What to work on: What follows is a block of records; reproduce all of it verbatim.

(Data records)
----------

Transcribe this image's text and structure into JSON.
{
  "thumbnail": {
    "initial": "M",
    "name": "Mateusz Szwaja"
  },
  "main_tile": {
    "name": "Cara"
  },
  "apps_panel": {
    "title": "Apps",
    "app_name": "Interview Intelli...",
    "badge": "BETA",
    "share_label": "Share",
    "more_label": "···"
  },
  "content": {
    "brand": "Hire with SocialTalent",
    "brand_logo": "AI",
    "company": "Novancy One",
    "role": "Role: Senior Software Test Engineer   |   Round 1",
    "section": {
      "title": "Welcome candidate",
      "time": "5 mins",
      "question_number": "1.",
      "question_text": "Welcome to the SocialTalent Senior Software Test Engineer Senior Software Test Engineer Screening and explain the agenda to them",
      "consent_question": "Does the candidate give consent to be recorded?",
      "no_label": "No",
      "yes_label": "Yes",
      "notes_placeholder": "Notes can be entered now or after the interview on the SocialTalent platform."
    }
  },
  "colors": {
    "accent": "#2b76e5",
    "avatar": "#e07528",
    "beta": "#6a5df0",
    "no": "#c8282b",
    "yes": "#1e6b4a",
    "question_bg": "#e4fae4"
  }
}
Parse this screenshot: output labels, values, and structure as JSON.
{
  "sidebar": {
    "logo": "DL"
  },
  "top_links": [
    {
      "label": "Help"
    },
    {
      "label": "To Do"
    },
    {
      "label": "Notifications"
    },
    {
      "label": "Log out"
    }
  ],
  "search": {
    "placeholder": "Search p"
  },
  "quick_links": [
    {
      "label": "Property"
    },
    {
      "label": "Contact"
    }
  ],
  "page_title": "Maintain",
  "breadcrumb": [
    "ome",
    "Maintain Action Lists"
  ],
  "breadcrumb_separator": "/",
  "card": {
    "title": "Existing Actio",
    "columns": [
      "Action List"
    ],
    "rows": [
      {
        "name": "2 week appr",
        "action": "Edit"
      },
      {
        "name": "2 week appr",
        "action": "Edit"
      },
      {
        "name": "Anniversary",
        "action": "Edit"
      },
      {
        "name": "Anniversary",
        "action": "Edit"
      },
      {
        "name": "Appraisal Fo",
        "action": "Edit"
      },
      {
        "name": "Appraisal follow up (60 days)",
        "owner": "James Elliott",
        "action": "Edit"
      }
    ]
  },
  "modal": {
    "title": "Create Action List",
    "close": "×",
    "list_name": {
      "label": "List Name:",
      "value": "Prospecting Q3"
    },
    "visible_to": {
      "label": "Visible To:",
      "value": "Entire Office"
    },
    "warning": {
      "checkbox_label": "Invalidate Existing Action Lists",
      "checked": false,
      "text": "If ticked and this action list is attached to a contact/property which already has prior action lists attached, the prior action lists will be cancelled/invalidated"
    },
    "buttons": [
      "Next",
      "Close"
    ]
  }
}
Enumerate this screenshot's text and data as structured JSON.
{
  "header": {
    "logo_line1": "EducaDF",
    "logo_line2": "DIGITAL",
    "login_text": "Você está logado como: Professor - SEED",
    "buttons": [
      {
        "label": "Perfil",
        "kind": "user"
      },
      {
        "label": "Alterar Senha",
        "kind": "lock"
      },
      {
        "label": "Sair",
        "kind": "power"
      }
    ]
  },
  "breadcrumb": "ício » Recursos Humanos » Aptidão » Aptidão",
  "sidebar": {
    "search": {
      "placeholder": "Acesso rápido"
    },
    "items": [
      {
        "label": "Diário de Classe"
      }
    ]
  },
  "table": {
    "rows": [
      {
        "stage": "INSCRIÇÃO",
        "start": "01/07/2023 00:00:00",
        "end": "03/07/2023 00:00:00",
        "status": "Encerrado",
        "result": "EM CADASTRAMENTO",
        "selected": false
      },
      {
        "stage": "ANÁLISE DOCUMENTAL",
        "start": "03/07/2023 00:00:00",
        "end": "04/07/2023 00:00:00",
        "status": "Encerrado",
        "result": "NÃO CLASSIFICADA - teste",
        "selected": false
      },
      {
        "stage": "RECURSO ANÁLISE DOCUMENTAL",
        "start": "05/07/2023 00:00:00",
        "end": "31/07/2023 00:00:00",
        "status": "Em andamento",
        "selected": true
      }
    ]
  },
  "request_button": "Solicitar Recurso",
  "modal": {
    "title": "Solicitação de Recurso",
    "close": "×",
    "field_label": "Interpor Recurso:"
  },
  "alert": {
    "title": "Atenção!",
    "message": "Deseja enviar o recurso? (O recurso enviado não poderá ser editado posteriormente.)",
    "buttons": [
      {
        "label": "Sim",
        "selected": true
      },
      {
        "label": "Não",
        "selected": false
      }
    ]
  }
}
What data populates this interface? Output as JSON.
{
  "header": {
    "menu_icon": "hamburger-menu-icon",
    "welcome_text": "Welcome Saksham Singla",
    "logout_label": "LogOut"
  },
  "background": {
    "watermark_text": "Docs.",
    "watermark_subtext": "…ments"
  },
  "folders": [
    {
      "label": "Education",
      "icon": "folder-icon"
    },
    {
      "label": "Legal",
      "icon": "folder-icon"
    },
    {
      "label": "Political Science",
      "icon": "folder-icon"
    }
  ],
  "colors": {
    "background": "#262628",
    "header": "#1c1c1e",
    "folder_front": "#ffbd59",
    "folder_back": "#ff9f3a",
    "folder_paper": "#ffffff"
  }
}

----------

Solution to this problem:
Transcribe this image's text and structure into JSON.
{
  "thumbnail": {
    "initial": "M",
    "name": "Mateusz Szwaja"
  },
  "main_tile": {
    "name": "Cara"
  },
  "apps_panel": {
    "title": "Apps",
    "app_name": "Interview Intelli...",
    "badge": "BETA",
    "share_label": "Share",
    "more_label": "···"
  },
  "content": {
    "brand": "Hire with SocialTalent",
    "brand_logo": "AI",
    "company": "Novancy One",
    "role": "Role: Senior Software Test Engineer   |   Round 1",
    "section": {
      "title": "Welcome candidate",
      "time": "5 mins",
      "question_number": "1.",
      "question_text": "Welcome to the SocialTalent Senior Software Test Engineer Senior Software Test Engineer Screening and explain the agenda to them",
      "consent_question": "Does the candidate give consent to be recorded?",
      "no_label": "No",
      "yes_label": "Yes",
      "notes_placeholder": "Notes can be entered now or after the interview on the SocialTalent platform."
    }
  },
  "colors": {
    "accent": "#2b76e5",
    "avatar": "#e07528",
    "beta": "#6a5df0",
    "no": "#c8282b",
    "yes": "#1e6b4a",
    "question_bg": "#e4fae4"
  }
}
Parse this screenshot: output labels, values, and structure as JSON.
{
  "sidebar": {
    "logo": "DL"
  },
  "top_links": [
    {
      "label": "Help"
    },
    {
      "label": "To Do"
    },
    {
      "label": "Notifications"
    },
    {
      "label": "Log out"
    }
  ],
  "search": {
    "placeholder": "Search p"
  },
  "quick_links": [
    {
      "label": "Property"
    },
    {
      "label": "Contact"
    }
  ],
  "page_title": "Maintain",
  "breadcrumb": [
    "ome",
    "Maintain Action Lists"
  ],
  "breadcrumb_separator": "/",
  "card": {
    "title": "Existing Actio",
    "columns": [
      "Action List"
    ],
    "rows": [
      {
        "name": "2 week appr",
        "action": "Edit"
      },
      {
        "name": "2 week appr",
        "action": "Edit"
      },
      {
        "name": "Anniversary",
        "action": "Edit"
      },
      {
        "name": "Anniversary",
        "action": "Edit"
      },
      {
        "name": "Appraisal Fo",
        "action": "Edit"
      },
      {
        "name": "Appraisal follow up (60 days)",
        "owner": "James Elliott",
        "action": "Edit"
      }
    ]
  },
  "modal": {
    "title": "Create Action List",
    "close": "×",
    "list_name": {
      "label": "List Name:",
      "value": "Prospecting Q3"
    },
    "visible_to": {
      "label": "Visible To:",
      "value": "Entire Office"
    },
    "warning": {
      "checkbox_label": "Invalidate Existing Action Lists",
      "checked": false,
      "text": "If ticked and this action list is attached to a contact/property which already has prior action lists attached, the prior action lists will be cancelled/invalidated"
    },
    "buttons": [
      "Next",
      "Close"
    ]
  }
}
Enumerate this screenshot's text and data as structured JSON.
{
  "header": {
    "logo_line1": "EducaDF",
    "logo_line2": "DIGITAL",
    "login_text": "Você está logado como: Professor - SEED",
    "buttons": [
      {
        "label": "Perfil",
        "kind": "user"
      },
      {
        "label": "Alterar Senha",
        "kind": "lock"
      },
      {
        "label": "Sair",
        "kind": "power"
      }
    ]
  },
  "breadcrumb": "ício » Recursos Humanos » Aptidão » Aptidão",
  "sidebar": {
    "search": {
      "placeholder": "Acesso rápido"
    },
    "items": [
      {
        "label": "Diário de Classe"
      }
    ]
  },
  "table": {
    "rows": [
      {
        "stage": "INSCRIÇÃO",
        "start": "01/07/2023 00:00:00",
        "end": "03/07/2023 00:00:00",
        "status": "Encerrado",
        "result": "EM CADASTRAMENTO",
        "selected": false
      },
      {
        "stage": "ANÁLISE DOCUMENTAL",
        "start": "03/07/2023 00:00:00",
        "end": "04/07/2023 00:00:00",
        "status": "Encerrado",
        "result": "NÃO CLASSIFICADA - teste",
        "selected": false
      },
      {
        "stage": "RECURSO ANÁLISE DOCUMENTAL",
        "start": "05/07/2023 00:00:00",
        "end": "31/07/2023 00:00:00",
        "status": "Em andamento",
        "selected": true
      }
    ]
  },
  "request_button": "Solicitar Recurso",
  "modal": {
    "title": "Solicitação de Recurso",
    "close": "×",
    "field_label": "Interpor Recurso:"
  },
  "alert": {
    "title": "Atenção!",
    "message": "Deseja enviar o recurso? (O recurso enviado não poderá ser editado posteriormente.)",
    "buttons": [
      {
        "label": "Sim",
        "selected": true
      },
      {
        "label": "Não",
        "selected": false
      }
    ]
  }
}
What data populates this interface? Output as JSON.
{
  "header": {
    "menu_icon": "hamburger-menu-icon",
    "welcome_text": "Welcome Saksham Singla",
    "logout_label": "LogOut"
  },
  "background": {
    "watermark_text": "Docs.",
    "watermark_subtext": "…ments"
  },
  "folders": [
    {
      "label": "Education",
      "icon": "folder-icon"
    },
    {
      "label": "Legal",
      "icon": "folder-icon"
    },
    {
      "label": "Political Science",
      "icon": "folder-icon"
    }
  ],
  "colors": {
    "background": "#262628",
    "header": "#1c1c1e",
    "folder_front": "#ffbd59",
    "folder_back": "#ff9f3a",
    "folder_paper": "#ffffff"
  }
}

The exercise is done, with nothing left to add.